Extracted records
- - - -
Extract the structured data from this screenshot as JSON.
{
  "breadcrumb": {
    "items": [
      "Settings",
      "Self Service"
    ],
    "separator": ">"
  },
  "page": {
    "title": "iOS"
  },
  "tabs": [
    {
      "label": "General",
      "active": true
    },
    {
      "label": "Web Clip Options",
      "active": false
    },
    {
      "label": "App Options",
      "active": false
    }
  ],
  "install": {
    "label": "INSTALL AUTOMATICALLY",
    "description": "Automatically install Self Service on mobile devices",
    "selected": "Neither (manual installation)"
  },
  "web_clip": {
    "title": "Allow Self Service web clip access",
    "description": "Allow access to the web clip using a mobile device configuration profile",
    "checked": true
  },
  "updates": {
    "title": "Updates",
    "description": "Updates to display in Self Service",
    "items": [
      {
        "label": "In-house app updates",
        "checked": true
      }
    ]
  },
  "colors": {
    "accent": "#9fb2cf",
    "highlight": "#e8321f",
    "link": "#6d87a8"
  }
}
- - - -
## DIRECTION
Give back the whole listing exactly as it reads.

## EXERCISE RESPONSE
Extract the structured data from this screenshot as JSON.
{
  "breadcrumb": {
    "items": [
      "Settings",
      "Self Service"
    ],
    "separator": ">"
  },
  "page": {
    "title": "iOS"
  },
  "tabs": [
    {
      "label": "General",
      "active": true
    },
    {
      "label": "Web Clip Options",
      "active": false
    },
    {
      "label": "App Options",
      "active": false
    }
  ],
  "install": {
    "label": "INSTALL AUTOMATICALLY",
    "description": "Automatically install Self Service on mobile devices",
    "selected": "Neither (manual installation)"
  },
  "web_clip": {
    "title": "Allow Self Service web clip access",
    "description": "Allow access to the web clip using a mobile device configuration profile",
    "checked": true
  },
  "updates": {
    "title": "Updates",
    "description": "Updates to display in Self Service",
    "items": [
      {
        "label": "In-house app updates",
        "checked": true
      }
    ]
  },
  "colors": {
    "accent": "#9fb2cf",
    "highlight": "#e8321f",
    "link": "#6d87a8"
  }
}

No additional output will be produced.